====== Input rows

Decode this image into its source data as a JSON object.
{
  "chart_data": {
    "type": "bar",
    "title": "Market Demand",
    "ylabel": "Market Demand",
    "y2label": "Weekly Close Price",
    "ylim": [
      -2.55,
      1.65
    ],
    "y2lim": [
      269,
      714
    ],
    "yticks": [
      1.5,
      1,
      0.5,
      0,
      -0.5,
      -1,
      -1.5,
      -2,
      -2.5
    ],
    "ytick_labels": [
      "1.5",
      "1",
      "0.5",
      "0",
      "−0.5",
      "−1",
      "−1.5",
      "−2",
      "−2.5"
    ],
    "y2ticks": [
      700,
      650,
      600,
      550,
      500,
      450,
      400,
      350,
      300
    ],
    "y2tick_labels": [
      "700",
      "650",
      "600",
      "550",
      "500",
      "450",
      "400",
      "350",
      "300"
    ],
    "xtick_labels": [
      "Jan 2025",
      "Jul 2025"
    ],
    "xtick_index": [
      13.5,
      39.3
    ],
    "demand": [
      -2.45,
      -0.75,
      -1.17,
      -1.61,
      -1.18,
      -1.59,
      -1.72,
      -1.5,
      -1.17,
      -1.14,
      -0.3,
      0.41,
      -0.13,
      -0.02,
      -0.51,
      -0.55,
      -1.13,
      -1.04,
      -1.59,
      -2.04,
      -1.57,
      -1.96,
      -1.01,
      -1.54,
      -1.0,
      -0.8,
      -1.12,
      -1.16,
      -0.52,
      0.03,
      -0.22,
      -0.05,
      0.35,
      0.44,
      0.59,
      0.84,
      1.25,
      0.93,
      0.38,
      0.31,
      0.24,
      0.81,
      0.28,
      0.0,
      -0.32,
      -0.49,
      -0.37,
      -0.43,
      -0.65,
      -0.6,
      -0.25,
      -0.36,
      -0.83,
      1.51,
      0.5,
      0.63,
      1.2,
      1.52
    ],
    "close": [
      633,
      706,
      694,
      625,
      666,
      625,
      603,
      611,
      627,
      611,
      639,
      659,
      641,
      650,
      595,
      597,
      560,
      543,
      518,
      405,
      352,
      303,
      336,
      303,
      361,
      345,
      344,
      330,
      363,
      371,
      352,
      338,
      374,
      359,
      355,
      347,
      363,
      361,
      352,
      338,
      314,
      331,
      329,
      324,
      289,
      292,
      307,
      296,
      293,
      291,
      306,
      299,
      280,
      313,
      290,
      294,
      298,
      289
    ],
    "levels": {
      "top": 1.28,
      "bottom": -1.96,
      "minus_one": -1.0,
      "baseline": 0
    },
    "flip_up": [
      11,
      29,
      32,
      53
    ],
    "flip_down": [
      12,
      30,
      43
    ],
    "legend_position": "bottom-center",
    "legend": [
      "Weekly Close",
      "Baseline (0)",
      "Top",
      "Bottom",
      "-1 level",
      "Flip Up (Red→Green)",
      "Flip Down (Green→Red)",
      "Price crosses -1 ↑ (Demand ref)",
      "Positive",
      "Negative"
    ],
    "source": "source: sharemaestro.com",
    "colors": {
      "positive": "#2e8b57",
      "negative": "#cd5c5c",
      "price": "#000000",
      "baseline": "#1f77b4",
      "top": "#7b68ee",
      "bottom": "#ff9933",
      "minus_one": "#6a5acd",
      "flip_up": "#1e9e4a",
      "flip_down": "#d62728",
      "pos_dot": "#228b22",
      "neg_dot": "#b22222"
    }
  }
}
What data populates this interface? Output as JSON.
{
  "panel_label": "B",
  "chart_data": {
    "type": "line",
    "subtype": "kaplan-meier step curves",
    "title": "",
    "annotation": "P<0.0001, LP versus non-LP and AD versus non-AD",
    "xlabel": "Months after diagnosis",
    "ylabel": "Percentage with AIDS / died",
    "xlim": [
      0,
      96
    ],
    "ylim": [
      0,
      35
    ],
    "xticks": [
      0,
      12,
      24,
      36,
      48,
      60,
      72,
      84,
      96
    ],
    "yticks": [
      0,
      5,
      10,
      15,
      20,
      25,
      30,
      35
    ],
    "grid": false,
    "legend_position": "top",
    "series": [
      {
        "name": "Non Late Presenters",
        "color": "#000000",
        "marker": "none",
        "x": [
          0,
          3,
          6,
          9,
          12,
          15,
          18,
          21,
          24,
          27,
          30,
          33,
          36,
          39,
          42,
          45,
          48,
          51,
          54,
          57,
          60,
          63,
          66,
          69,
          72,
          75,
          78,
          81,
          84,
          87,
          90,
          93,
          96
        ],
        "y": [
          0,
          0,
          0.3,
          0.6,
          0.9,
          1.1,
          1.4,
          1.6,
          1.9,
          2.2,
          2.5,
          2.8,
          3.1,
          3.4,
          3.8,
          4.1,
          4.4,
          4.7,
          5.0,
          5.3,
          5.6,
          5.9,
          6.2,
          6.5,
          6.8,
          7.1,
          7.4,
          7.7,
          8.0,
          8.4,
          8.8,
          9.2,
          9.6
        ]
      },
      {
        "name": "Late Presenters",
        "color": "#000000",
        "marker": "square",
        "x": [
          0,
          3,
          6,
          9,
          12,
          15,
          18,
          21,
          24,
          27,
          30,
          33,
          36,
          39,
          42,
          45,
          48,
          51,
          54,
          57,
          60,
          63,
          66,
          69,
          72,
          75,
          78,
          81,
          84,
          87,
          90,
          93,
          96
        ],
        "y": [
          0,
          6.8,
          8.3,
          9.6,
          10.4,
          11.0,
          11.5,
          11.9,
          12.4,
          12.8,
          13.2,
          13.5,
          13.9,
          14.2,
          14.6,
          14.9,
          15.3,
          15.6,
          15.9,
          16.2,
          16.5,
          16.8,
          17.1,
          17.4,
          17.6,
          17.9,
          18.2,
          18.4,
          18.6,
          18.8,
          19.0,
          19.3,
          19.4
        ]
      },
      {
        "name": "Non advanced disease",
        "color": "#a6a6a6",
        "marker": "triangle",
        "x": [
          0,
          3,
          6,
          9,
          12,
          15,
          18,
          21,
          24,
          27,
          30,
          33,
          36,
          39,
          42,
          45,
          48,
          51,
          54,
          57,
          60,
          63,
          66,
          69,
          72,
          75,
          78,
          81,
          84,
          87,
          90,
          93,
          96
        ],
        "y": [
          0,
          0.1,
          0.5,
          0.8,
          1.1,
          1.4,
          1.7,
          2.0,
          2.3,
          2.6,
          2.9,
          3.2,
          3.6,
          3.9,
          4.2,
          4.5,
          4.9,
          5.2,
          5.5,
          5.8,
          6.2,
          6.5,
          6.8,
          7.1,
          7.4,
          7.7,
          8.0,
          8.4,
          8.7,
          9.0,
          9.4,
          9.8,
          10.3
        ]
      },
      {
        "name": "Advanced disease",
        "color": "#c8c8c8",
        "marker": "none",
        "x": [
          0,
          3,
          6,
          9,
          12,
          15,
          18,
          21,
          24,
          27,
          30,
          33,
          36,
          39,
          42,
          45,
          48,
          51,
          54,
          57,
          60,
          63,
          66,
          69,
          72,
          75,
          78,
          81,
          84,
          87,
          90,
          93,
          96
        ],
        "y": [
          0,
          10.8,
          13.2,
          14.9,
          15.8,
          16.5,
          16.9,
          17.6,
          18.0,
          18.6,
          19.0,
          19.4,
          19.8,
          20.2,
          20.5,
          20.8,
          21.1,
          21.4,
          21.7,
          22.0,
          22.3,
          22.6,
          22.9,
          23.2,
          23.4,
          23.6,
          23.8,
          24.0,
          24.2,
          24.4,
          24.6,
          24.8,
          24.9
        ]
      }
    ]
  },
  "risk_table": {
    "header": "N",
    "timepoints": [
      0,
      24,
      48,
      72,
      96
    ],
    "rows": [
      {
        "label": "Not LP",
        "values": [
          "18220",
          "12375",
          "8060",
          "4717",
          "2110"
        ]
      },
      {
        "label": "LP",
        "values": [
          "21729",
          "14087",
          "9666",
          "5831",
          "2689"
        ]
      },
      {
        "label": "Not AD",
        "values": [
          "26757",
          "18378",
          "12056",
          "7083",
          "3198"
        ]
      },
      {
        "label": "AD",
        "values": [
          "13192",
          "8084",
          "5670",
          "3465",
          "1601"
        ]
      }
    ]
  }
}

============

Short problem:
State the count of lines with the word "JSON" in them, and write nothing else.

Solution for this exercise:
2